→ PROBLEM DESCRIPTION
Extract the full set of records that follows, word for word.
========
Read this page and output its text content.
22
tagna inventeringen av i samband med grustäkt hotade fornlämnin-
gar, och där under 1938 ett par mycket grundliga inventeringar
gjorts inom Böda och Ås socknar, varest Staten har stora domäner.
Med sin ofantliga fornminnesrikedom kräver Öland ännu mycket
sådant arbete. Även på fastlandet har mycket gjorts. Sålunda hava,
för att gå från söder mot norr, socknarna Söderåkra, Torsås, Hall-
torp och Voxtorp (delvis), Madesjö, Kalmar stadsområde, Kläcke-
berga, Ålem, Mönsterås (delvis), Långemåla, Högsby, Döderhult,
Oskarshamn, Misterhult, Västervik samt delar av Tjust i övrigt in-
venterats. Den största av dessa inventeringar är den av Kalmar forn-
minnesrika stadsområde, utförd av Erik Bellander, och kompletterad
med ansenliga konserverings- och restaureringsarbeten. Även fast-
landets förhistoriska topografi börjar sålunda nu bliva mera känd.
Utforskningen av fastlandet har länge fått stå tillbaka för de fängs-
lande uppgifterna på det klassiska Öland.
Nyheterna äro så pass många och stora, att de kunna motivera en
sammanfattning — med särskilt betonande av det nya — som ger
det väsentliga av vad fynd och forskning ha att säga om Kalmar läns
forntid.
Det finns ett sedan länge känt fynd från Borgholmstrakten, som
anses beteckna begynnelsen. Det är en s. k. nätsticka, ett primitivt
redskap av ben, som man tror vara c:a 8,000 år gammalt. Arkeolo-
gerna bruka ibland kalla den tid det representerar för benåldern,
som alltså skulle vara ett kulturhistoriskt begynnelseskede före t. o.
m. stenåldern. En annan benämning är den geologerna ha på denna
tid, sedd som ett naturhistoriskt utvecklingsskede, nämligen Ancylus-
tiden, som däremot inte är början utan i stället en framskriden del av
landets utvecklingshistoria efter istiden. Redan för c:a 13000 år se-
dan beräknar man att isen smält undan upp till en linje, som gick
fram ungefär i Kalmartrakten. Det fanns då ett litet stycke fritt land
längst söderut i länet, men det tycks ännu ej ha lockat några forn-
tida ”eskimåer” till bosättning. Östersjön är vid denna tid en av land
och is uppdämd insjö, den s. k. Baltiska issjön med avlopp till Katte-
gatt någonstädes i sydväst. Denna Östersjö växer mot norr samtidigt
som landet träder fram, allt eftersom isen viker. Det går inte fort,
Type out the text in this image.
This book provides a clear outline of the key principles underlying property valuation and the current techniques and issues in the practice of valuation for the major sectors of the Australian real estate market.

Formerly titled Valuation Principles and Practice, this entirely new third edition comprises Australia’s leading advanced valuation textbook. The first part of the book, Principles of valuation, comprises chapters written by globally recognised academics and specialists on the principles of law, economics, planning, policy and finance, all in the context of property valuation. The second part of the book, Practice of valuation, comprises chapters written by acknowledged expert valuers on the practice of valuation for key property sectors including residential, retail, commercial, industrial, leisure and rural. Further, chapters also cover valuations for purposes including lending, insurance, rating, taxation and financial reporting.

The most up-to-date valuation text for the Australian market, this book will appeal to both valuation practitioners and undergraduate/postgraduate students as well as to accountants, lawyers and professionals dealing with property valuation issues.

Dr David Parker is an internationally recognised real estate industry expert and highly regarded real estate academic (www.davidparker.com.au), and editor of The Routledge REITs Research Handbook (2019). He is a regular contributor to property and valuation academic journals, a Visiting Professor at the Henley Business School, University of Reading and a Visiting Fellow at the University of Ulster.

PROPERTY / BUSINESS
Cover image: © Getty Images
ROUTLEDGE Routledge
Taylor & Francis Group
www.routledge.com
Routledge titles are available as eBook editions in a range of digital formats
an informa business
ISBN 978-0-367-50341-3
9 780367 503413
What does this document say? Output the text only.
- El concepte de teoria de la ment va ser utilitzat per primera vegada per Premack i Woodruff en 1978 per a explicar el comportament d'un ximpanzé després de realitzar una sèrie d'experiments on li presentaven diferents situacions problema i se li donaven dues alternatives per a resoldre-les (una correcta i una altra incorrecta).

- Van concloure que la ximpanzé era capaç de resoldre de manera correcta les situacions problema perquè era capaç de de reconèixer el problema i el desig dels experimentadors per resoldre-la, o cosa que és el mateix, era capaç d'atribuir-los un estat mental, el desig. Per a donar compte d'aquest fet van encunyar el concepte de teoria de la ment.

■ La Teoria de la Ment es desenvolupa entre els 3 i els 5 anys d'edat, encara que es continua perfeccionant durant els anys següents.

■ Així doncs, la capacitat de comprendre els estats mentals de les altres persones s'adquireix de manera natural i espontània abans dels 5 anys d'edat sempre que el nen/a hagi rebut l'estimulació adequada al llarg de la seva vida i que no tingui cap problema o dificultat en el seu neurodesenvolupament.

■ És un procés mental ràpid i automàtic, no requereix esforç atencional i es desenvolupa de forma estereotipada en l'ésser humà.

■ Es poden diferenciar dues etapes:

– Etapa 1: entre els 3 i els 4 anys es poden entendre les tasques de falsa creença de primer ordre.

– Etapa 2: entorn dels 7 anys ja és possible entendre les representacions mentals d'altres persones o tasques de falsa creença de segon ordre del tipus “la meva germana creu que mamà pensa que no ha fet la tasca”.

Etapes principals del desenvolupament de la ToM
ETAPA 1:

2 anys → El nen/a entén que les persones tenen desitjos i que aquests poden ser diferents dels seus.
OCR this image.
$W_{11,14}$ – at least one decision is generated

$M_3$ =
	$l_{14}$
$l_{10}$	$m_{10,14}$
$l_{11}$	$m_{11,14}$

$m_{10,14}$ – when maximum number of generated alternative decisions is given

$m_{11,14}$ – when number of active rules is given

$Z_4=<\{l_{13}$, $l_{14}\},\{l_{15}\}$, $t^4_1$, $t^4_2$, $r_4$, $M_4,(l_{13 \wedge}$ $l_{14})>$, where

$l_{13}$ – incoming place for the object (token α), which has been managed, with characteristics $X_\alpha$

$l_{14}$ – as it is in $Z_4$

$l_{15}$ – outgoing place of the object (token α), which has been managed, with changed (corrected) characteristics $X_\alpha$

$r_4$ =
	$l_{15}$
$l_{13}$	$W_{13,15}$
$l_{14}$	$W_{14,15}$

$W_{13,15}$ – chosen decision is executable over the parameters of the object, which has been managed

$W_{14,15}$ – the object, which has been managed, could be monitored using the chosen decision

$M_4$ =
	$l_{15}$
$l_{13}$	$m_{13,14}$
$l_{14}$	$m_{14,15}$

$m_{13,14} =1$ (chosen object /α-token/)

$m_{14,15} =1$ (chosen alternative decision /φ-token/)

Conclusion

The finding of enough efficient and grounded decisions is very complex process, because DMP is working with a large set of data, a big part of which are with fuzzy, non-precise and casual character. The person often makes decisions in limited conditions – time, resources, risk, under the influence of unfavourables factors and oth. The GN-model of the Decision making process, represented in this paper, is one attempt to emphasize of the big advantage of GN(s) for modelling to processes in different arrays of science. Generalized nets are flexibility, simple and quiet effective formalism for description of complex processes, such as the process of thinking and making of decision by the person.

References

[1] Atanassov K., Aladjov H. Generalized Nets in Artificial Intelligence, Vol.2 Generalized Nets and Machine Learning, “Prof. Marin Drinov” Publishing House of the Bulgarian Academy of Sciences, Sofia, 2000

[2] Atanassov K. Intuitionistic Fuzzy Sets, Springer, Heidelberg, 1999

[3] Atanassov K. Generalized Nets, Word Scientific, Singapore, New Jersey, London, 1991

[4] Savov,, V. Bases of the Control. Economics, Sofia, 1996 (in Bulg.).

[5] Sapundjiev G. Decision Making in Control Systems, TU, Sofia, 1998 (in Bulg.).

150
========
→ EXERCISE OUTPUT
Read this page and output its text content.
22
tagna inventeringen av i samband med grustäkt hotade fornlämnin-
gar, och där under 1938 ett par mycket grundliga inventeringar
gjorts inom Böda och Ås socknar, varest Staten har stora domäner.
Med sin ofantliga fornminnesrikedom kräver Öland ännu mycket
sådant arbete. Även på fastlandet har mycket gjorts. Sålunda hava,
för att gå från söder mot norr, socknarna Söderåkra, Torsås, Hall-
torp och Voxtorp (delvis), Madesjö, Kalmar stadsområde, Kläcke-
berga, Ålem, Mönsterås (delvis), Långemåla, Högsby, Döderhult,
Oskarshamn, Misterhult, Västervik samt delar av Tjust i övrigt in-
venterats. Den största av dessa inventeringar är den av Kalmar forn-
minnesrika stadsområde, utförd av Erik Bellander, och kompletterad
med ansenliga konserverings- och restaureringsarbeten. Även fast-
landets förhistoriska topografi börjar sålunda nu bliva mera känd.
Utforskningen av fastlandet har länge fått stå tillbaka för de fängs-
lande uppgifterna på det klassiska Öland.
Nyheterna äro så pass många och stora, att de kunna motivera en
sammanfattning — med särskilt betonande av det nya — som ger
det väsentliga av vad fynd och forskning ha att säga om Kalmar läns
forntid.
Det finns ett sedan länge känt fynd från Borgholmstrakten, som
anses beteckna begynnelsen. Det är en s. k. nätsticka, ett primitivt
redskap av ben, som man tror vara c:a 8,000 år gammalt. Arkeolo-
gerna bruka ibland kalla den tid det representerar för benåldern,
som alltså skulle vara ett kulturhistoriskt begynnelseskede före t. o.
m. stenåldern. En annan benämning är den geologerna ha på denna
tid, sedd som ett naturhistoriskt utvecklingsskede, nämligen Ancylus-
tiden, som däremot inte är början utan i stället en framskriden del av
landets utvecklingshistoria efter istiden. Redan för c:a 13000 år se-
dan beräknar man att isen smält undan upp till en linje, som gick
fram ungefär i Kalmartrakten. Det fanns då ett litet stycke fritt land
längst söderut i länet, men det tycks ännu ej ha lockat några forn-
tida ”eskimåer” till bosättning. Östersjön är vid denna tid en av land
och is uppdämd insjö, den s. k. Baltiska issjön med avlopp till Katte-
gatt någonstädes i sydväst. Denna Östersjö växer mot norr samtidigt
som landet träder fram, allt eftersom isen viker. Det går inte fort,
Type out the text in this image.
This book provides a clear outline of the key principles underlying property valuation and the current techniques and issues in the practice of valuation for the major sectors of the Australian real estate market.

Formerly titled Valuation Principles and Practice, this entirely new third edition comprises Australia’s leading advanced valuation textbook. The first part of the book, Principles of valuation, comprises chapters written by globally recognised academics and specialists on the principles of law, economics, planning, policy and finance, all in the context of property valuation. The second part of the book, Practice of valuation, comprises chapters written by acknowledged expert valuers on the practice of valuation for key property sectors including residential, retail, commercial, industrial, leisure and rural. Further, chapters also cover valuations for purposes including lending, insurance, rating, taxation and financial reporting.

The most up-to-date valuation text for the Australian market, this book will appeal to both valuation practitioners and undergraduate/postgraduate students as well as to accountants, lawyers and professionals dealing with property valuation issues.

Dr David Parker is an internationally recognised real estate industry expert and highly regarded real estate academic (www.davidparker.com.au), and editor of The Routledge REITs Research Handbook (2019). He is a regular contributor to property and valuation academic journals, a Visiting Professor at the Henley Business School, University of Reading and a Visiting Fellow at the University of Ulster.

PROPERTY / BUSINESS
Cover image: © Getty Images
ROUTLEDGE Routledge
Taylor & Francis Group
www.routledge.com
Routledge titles are available as eBook editions in a range of digital formats
an informa business
ISBN 978-0-367-50341-3
9 780367 503413
What does this document say? Output the text only.
- El concepte de teoria de la ment va ser utilitzat per primera vegada per Premack i Woodruff en 1978 per a explicar el comportament d'un ximpanzé després de realitzar una sèrie d'experiments on li presentaven diferents situacions problema i se li donaven dues alternatives per a resoldre-les (una correcta i una altra incorrecta).

- Van concloure que la ximpanzé era capaç de resoldre de manera correcta les situacions problema perquè era capaç de de reconèixer el problema i el desig dels experimentadors per resoldre-la, o cosa que és el mateix, era capaç d'atribuir-los un estat mental, el desig. Per a donar compte d'aquest fet van encunyar el concepte de teoria de la ment.

■ La Teoria de la Ment es desenvolupa entre els 3 i els 5 anys d'edat, encara que es continua perfeccionant durant els anys següents.

■ Així doncs, la capacitat de comprendre els estats mentals de les altres persones s'adquireix de manera natural i espontània abans dels 5 anys d'edat sempre que el nen/a hagi rebut l'estimulació adequada al llarg de la seva vida i que no tingui cap problema o dificultat en el seu neurodesenvolupament.

■ És un procés mental ràpid i automàtic, no requereix esforç atencional i es desenvolupa de forma estereotipada en l'ésser humà.

■ Es poden diferenciar dues etapes:

– Etapa 1: entre els 3 i els 4 anys es poden entendre les tasques de falsa creença de primer ordre.

– Etapa 2: entorn dels 7 anys ja és possible entendre les representacions mentals d'altres persones o tasques de falsa creença de segon ordre del tipus “la meva germana creu que mamà pensa que no ha fet la tasca”.

Etapes principals del desenvolupament de la ToM
ETAPA 1:

2 anys → El nen/a entén que les persones tenen desitjos i que aquests poden ser diferents dels seus.
OCR this image.
$W_{11,14}$ – at least one decision is generated

$M_3$ =
	$l_{14}$
$l_{10}$	$m_{10,14}$
$l_{11}$	$m_{11,14}$

$m_{10,14}$ – when maximum number of generated alternative decisions is given

$m_{11,14}$ – when number of active rules is given

$Z_4=<\{l_{13}$, $l_{14}\},\{l_{15}\}$, $t^4_1$, $t^4_2$, $r_4$, $M_4,(l_{13 \wedge}$ $l_{14})>$, where

$l_{13}$ – incoming place for the object (token α), which has been managed, with characteristics $X_\alpha$

$l_{14}$ – as it is in $Z_4$

$l_{15}$ – outgoing place of the object (token α), which has been managed, with changed (corrected) characteristics $X_\alpha$

$r_4$ =
	$l_{15}$
$l_{13}$	$W_{13,15}$
$l_{14}$	$W_{14,15}$

$W_{13,15}$ – chosen decision is executable over the parameters of the object, which has been managed

$W_{14,15}$ – the object, which has been managed, could be monitored using the chosen decision

$M_4$ =
	$l_{15}$
$l_{13}$	$m_{13,14}$
$l_{14}$	$m_{14,15}$

$m_{13,14} =1$ (chosen object /α-token/)

$m_{14,15} =1$ (chosen alternative decision /φ-token/)

Conclusion

The finding of enough efficient and grounded decisions is very complex process, because DMP is working with a large set of data, a big part of which are with fuzzy, non-precise and casual character. The person often makes decisions in limited conditions – time, resources, risk, under the influence of unfavourables factors and oth. The GN-model of the Decision making process, represented in this paper, is one attempt to emphasize of the big advantage of GN(s) for modelling to processes in different arrays of science. Generalized nets are flexibility, simple and quiet effective formalism for description of complex processes, such as the process of thinking and making of decision by the person.

References

[1] Atanassov K., Aladjov H. Generalized Nets in Artificial Intelligence, Vol.2 Generalized Nets and Machine Learning, “Prof. Marin Drinov” Publishing House of the Bulgarian Academy of Sciences, Sofia, 2000

[2] Atanassov K. Intuitionistic Fuzzy Sets, Springer, Heidelberg, 1999

[3] Atanassov K. Generalized Nets, Word Scientific, Singapore, New Jersey, London, 1991

[4] Savov,, V. Bases of the Control. Economics, Sofia, 1996 (in Bulg.).

[5] Sapundjiev G. Decision Making in Control Systems, TU, Sofia, 1998 (in Bulg.).

150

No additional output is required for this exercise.